(Dataset extract):

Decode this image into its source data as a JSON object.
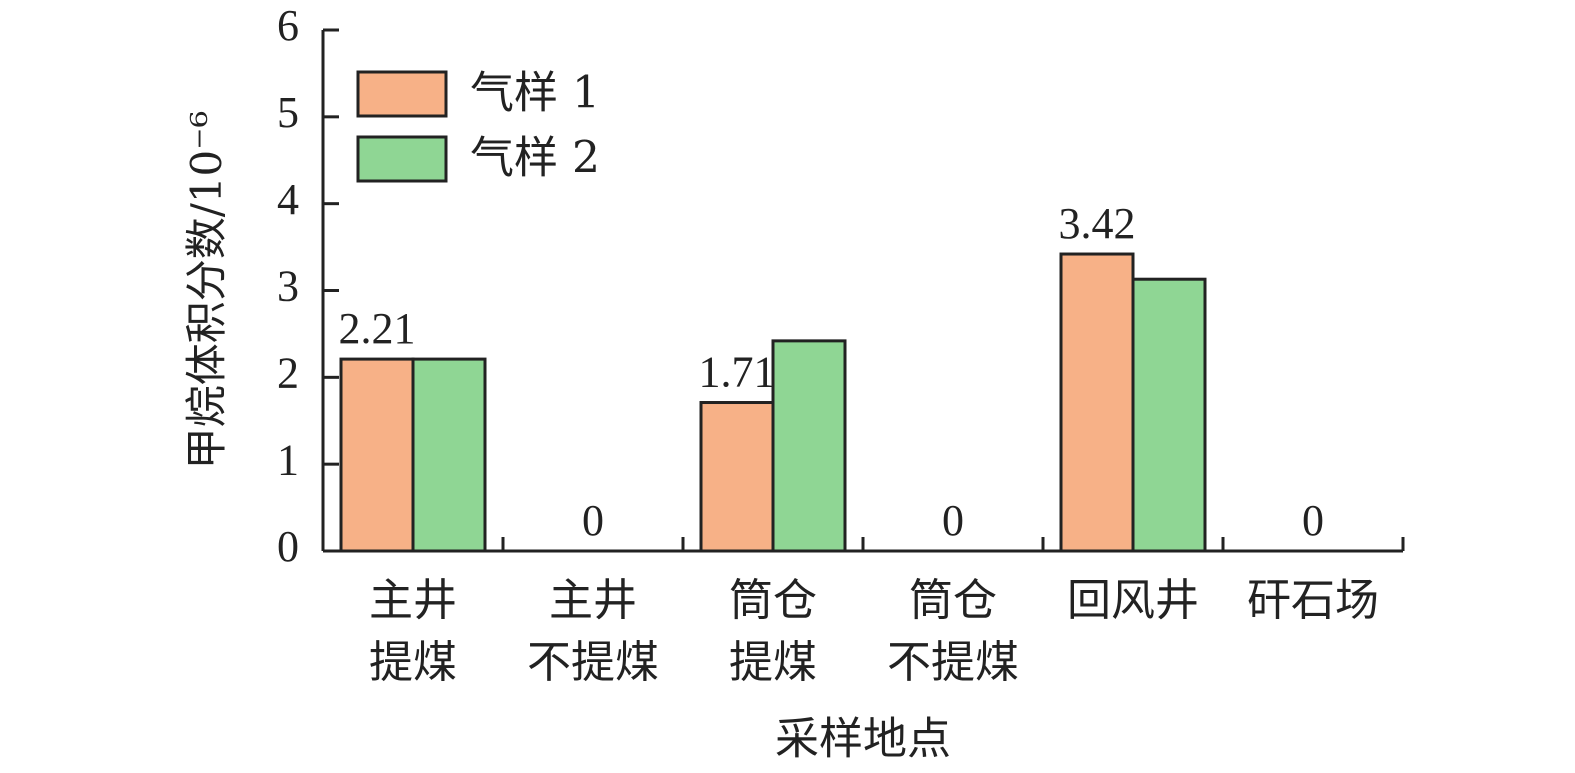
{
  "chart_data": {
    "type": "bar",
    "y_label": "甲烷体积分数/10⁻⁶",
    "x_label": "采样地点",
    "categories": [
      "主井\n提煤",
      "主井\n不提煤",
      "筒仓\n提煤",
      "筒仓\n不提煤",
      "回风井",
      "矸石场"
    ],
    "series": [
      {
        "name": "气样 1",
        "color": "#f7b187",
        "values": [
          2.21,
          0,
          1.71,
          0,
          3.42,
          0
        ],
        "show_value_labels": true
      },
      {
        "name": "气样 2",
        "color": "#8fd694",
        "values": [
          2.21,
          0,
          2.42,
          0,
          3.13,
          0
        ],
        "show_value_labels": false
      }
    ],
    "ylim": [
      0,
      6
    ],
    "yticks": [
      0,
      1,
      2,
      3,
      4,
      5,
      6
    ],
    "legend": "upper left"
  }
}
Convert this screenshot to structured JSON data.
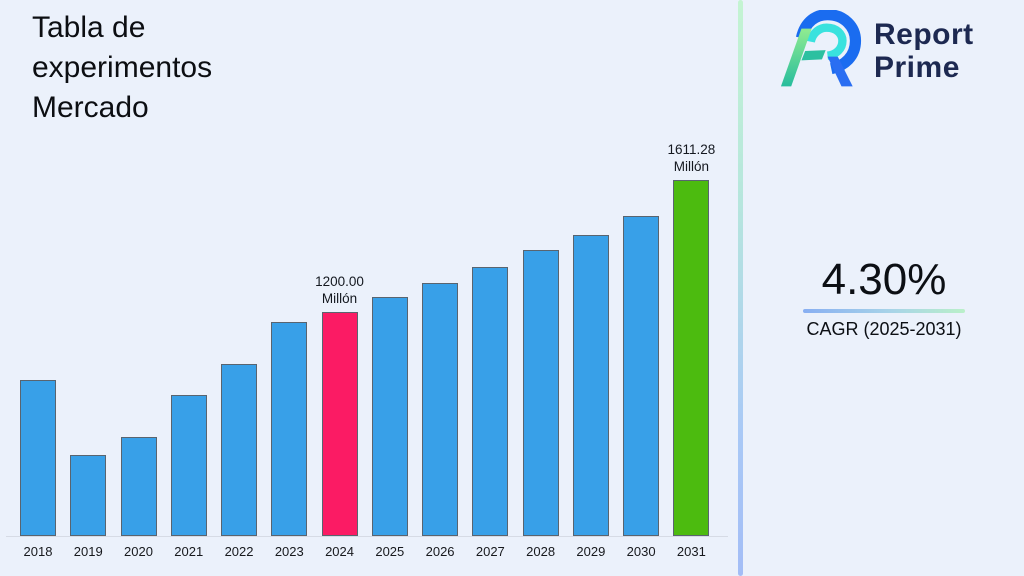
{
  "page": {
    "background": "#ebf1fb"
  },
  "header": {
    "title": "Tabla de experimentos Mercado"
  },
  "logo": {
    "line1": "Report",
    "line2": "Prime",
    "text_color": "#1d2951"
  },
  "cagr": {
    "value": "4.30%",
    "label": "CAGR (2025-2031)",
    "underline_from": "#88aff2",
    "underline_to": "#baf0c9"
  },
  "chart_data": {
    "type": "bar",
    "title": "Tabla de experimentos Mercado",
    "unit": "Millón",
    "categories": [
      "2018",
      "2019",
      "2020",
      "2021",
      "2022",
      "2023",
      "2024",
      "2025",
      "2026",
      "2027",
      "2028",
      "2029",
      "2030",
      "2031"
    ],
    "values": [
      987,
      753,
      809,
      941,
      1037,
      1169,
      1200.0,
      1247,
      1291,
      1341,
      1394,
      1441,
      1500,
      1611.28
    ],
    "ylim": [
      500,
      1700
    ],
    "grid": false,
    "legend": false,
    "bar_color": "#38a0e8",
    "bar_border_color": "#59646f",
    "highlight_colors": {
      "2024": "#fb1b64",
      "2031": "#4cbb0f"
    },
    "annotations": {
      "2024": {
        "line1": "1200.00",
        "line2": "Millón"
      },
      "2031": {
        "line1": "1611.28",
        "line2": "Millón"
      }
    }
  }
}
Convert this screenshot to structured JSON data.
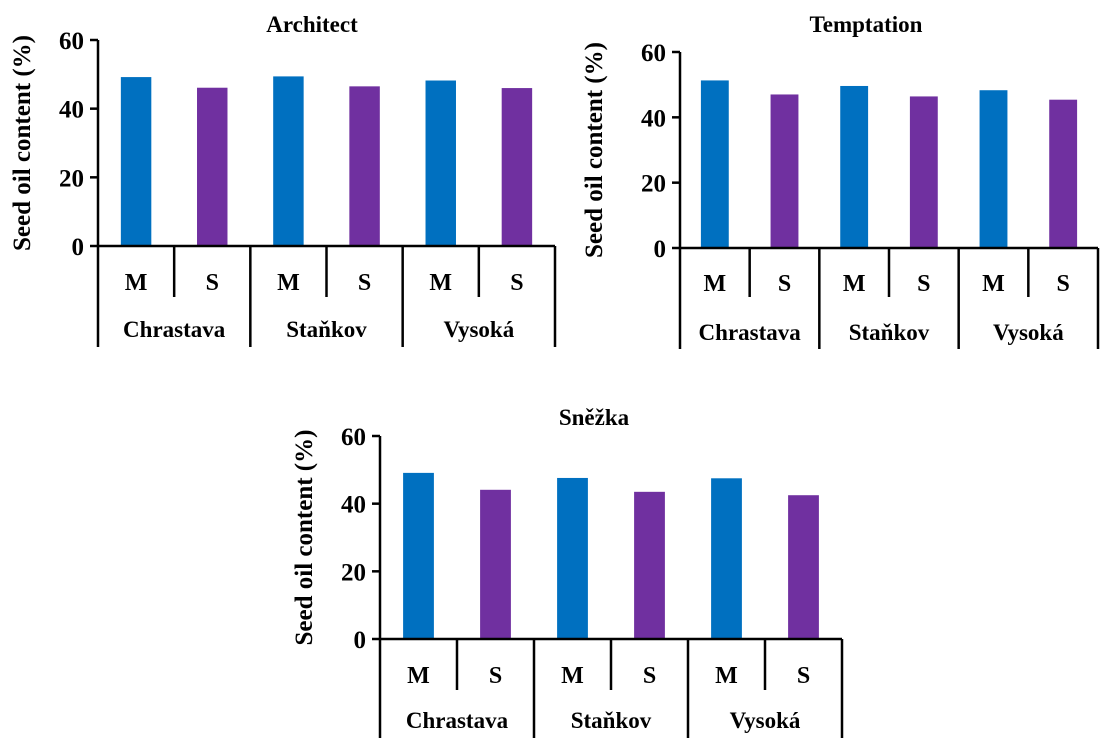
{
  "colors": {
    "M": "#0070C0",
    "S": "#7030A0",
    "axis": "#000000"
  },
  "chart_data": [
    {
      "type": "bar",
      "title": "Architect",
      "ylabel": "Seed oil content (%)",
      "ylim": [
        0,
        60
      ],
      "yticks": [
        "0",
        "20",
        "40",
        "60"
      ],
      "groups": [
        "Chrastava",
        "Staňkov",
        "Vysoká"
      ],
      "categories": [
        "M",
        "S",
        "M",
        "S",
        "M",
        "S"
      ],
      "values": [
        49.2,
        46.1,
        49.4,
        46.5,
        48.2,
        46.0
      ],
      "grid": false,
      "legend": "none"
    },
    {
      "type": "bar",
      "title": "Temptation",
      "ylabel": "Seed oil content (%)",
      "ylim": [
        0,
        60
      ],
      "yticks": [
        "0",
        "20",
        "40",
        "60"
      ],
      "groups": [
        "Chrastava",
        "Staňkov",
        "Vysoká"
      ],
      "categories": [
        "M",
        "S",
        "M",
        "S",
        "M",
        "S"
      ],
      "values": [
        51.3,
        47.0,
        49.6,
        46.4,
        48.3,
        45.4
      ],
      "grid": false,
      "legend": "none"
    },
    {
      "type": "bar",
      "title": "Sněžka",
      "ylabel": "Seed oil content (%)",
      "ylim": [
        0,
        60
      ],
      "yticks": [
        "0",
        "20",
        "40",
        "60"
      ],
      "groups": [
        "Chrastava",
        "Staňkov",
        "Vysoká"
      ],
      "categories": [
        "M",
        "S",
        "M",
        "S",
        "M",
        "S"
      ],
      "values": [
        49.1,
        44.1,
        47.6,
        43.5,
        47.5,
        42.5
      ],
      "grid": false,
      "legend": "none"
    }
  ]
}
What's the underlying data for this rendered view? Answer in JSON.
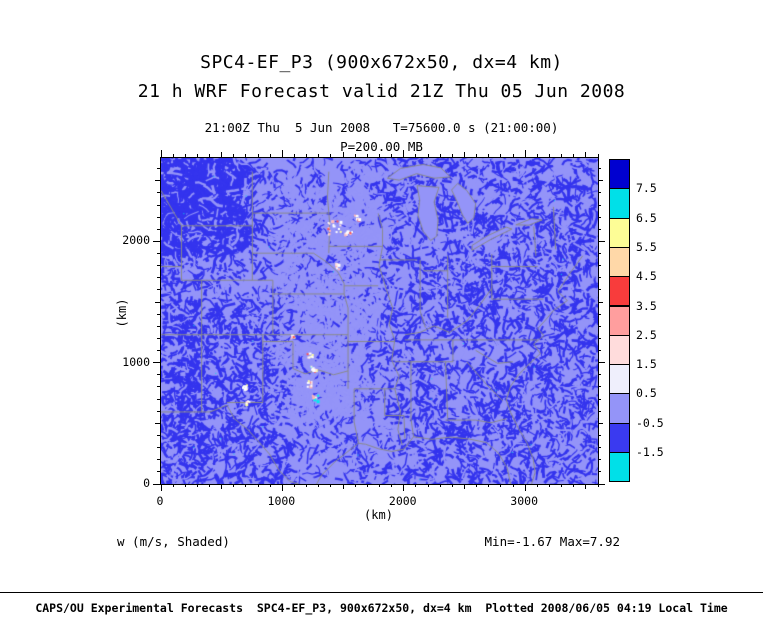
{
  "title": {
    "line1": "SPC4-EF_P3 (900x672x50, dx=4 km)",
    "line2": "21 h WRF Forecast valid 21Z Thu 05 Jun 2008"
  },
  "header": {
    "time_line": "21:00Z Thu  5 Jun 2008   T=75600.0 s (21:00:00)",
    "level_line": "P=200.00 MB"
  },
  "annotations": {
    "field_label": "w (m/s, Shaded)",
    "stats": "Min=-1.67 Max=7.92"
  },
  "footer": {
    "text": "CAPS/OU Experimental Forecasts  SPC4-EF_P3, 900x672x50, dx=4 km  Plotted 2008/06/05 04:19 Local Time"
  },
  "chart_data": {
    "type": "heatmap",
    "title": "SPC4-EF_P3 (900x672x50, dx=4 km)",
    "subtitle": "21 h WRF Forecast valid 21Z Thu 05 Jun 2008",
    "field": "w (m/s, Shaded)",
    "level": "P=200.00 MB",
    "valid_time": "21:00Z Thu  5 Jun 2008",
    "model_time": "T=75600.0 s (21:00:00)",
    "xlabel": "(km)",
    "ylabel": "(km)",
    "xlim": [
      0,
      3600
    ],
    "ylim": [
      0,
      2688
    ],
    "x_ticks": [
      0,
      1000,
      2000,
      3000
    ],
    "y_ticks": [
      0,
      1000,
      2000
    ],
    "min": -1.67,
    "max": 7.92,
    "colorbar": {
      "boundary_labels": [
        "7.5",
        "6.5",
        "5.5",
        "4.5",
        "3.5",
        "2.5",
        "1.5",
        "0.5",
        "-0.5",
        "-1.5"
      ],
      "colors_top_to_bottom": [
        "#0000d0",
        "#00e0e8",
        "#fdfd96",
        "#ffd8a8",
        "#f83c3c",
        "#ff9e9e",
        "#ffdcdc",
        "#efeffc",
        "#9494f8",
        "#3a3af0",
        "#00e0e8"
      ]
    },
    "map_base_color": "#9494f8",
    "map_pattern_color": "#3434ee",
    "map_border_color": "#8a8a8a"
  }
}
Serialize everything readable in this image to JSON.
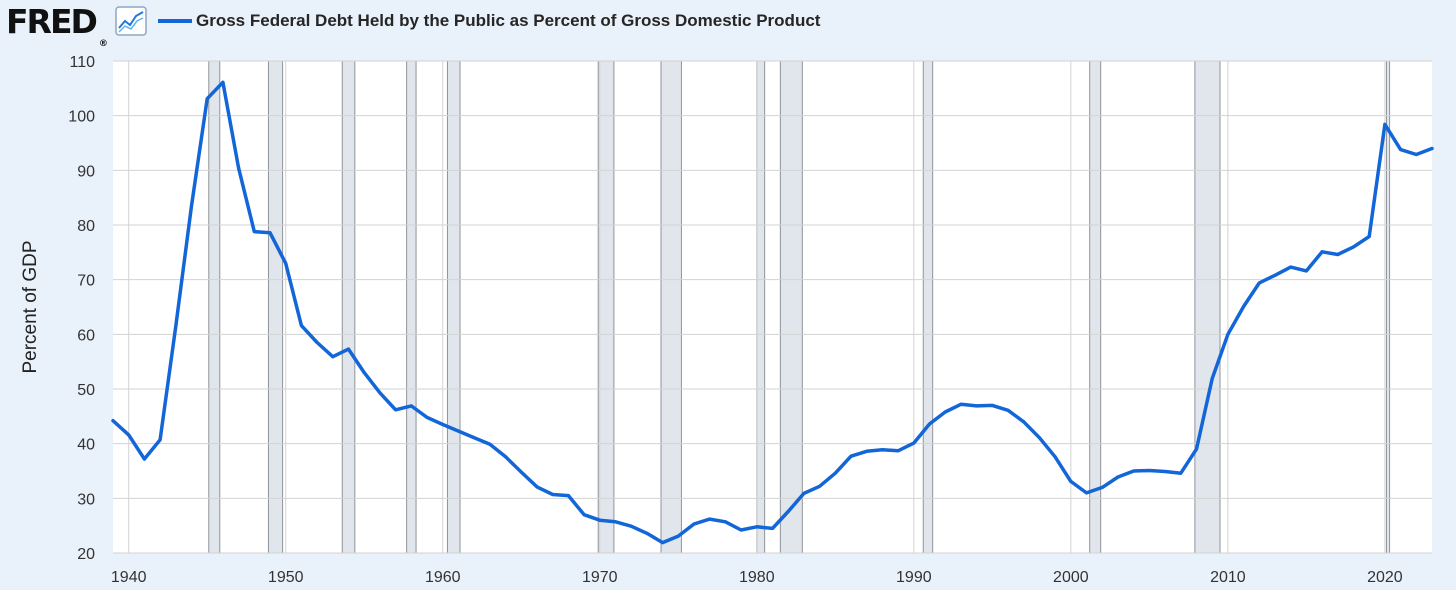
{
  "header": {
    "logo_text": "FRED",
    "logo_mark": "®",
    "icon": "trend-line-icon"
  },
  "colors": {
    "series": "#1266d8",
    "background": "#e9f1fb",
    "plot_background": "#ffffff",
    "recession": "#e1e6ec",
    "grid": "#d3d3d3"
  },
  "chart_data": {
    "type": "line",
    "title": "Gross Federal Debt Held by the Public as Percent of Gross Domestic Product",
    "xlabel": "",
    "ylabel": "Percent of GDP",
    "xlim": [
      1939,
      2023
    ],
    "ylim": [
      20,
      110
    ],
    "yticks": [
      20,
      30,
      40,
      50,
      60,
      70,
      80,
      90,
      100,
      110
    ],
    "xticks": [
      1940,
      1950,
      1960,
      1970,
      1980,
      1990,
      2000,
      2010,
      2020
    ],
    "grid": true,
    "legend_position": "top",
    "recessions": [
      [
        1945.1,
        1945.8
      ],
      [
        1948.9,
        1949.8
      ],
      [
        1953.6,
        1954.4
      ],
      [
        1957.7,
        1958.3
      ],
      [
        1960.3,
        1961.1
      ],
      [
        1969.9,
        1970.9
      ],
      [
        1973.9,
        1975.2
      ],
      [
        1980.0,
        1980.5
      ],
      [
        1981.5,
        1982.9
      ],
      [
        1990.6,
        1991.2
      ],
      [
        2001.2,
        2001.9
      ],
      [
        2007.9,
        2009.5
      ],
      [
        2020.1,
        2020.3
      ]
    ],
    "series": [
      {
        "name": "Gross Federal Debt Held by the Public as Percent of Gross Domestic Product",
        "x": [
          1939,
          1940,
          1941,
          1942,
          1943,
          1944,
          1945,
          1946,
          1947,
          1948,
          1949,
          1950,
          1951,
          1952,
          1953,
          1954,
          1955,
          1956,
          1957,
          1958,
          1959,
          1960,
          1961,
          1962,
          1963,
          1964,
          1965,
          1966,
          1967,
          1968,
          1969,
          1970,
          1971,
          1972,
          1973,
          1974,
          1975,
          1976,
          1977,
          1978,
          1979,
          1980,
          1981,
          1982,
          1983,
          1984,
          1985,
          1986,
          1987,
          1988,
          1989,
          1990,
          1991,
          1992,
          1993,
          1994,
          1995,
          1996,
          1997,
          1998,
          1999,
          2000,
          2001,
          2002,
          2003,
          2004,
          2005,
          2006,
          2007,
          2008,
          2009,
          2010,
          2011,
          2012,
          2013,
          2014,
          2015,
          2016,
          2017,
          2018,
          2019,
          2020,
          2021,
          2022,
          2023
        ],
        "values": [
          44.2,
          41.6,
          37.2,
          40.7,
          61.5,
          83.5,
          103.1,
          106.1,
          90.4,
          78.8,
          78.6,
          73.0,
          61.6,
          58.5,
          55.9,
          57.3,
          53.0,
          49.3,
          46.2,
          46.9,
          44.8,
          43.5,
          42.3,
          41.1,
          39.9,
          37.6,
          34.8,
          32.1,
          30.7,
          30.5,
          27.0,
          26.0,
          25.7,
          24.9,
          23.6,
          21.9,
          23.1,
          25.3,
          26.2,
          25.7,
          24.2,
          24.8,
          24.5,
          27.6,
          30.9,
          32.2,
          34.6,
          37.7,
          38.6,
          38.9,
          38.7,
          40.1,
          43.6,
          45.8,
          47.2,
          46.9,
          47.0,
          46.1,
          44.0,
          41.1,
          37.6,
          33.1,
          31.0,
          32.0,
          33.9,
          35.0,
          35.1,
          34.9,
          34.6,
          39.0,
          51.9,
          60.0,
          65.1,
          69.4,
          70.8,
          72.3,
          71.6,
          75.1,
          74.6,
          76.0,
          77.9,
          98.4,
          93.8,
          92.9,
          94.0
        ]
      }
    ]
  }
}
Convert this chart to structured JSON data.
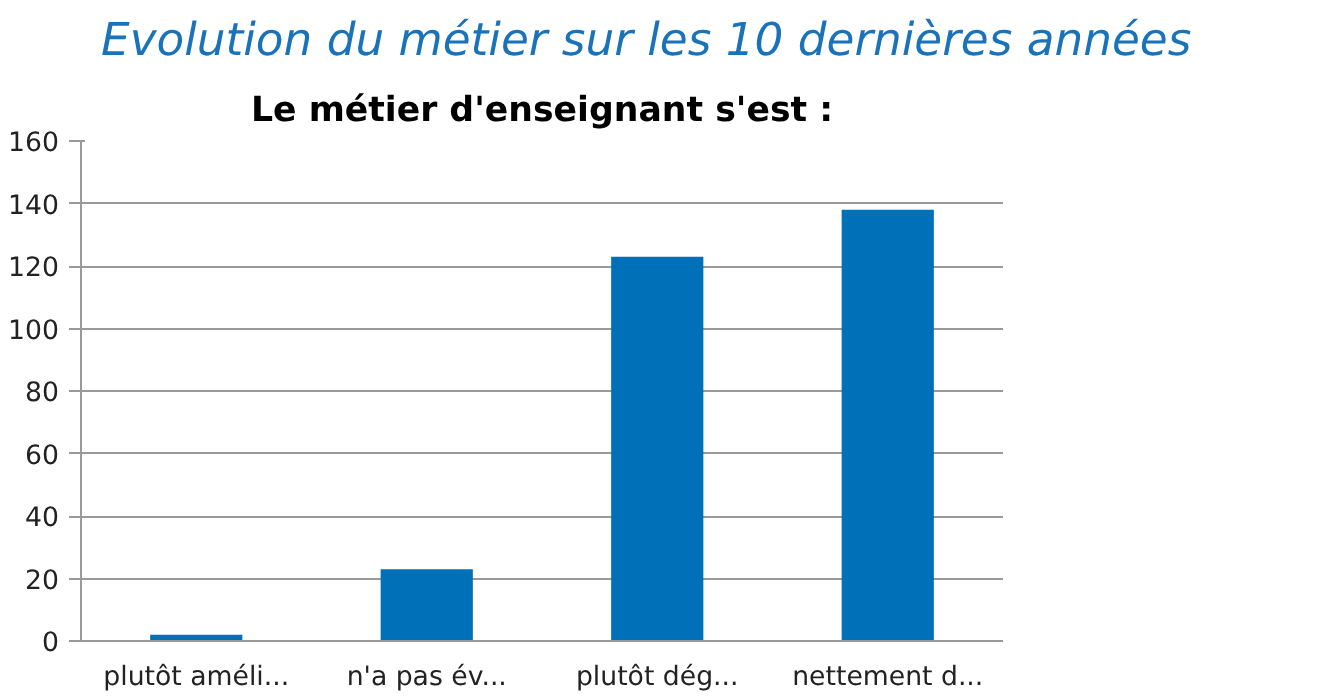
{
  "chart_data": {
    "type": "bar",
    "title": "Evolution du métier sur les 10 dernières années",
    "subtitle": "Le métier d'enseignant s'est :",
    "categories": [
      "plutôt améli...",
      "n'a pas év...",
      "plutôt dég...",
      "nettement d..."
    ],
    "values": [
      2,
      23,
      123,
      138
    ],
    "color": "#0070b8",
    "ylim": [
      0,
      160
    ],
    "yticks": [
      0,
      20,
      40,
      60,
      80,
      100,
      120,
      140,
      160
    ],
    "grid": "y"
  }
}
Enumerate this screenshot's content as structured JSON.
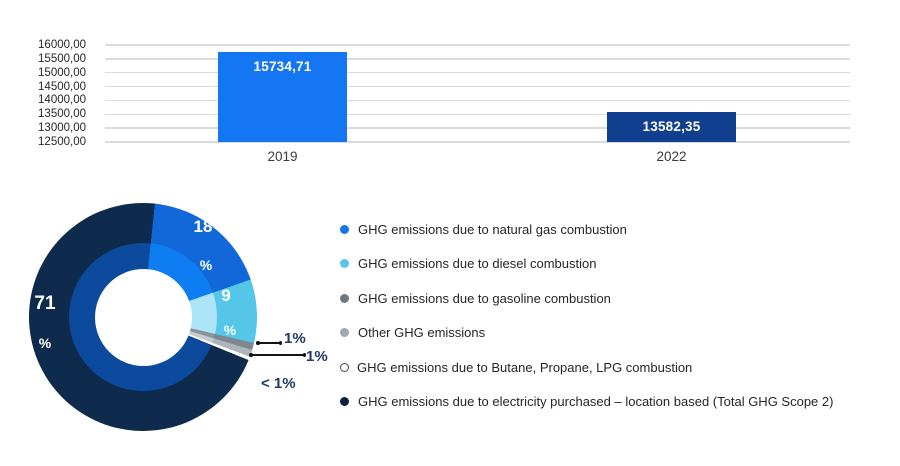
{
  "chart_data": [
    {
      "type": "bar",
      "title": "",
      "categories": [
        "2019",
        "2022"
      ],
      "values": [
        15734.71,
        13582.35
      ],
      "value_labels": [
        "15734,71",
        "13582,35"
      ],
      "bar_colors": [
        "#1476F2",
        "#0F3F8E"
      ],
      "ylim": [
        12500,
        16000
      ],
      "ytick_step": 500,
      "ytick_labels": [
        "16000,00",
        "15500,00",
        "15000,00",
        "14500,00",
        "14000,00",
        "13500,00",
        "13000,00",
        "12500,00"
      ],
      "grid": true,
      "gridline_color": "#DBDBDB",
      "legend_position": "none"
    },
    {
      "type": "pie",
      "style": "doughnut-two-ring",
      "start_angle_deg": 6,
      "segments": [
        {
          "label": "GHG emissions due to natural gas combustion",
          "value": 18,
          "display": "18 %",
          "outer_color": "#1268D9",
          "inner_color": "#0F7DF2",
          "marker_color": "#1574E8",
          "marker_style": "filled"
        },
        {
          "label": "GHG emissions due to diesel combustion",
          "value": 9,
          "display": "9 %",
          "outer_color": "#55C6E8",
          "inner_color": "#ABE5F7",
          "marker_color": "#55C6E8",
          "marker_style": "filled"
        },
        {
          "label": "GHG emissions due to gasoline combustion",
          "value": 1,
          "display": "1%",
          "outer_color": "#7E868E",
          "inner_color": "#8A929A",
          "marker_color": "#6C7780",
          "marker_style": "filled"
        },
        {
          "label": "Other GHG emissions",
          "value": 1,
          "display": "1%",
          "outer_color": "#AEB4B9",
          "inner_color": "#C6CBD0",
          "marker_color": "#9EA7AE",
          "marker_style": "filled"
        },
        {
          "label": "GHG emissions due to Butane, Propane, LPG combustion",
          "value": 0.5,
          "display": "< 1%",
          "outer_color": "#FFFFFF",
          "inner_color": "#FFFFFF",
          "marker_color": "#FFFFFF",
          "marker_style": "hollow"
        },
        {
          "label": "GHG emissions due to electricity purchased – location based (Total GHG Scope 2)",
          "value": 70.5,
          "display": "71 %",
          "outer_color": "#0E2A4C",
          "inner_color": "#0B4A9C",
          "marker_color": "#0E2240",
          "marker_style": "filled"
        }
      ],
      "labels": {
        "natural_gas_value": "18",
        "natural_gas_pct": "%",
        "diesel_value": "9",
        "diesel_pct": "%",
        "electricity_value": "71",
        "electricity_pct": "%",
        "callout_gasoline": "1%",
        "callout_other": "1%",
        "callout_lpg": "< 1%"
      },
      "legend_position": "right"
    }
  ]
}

(What needs to be done): Report all lines of the data that include the word "Mercado".

(Exercise response):
    "title": "Tabla de experimentos Mercado"
    "title": "Tabla de experimentos Mercado",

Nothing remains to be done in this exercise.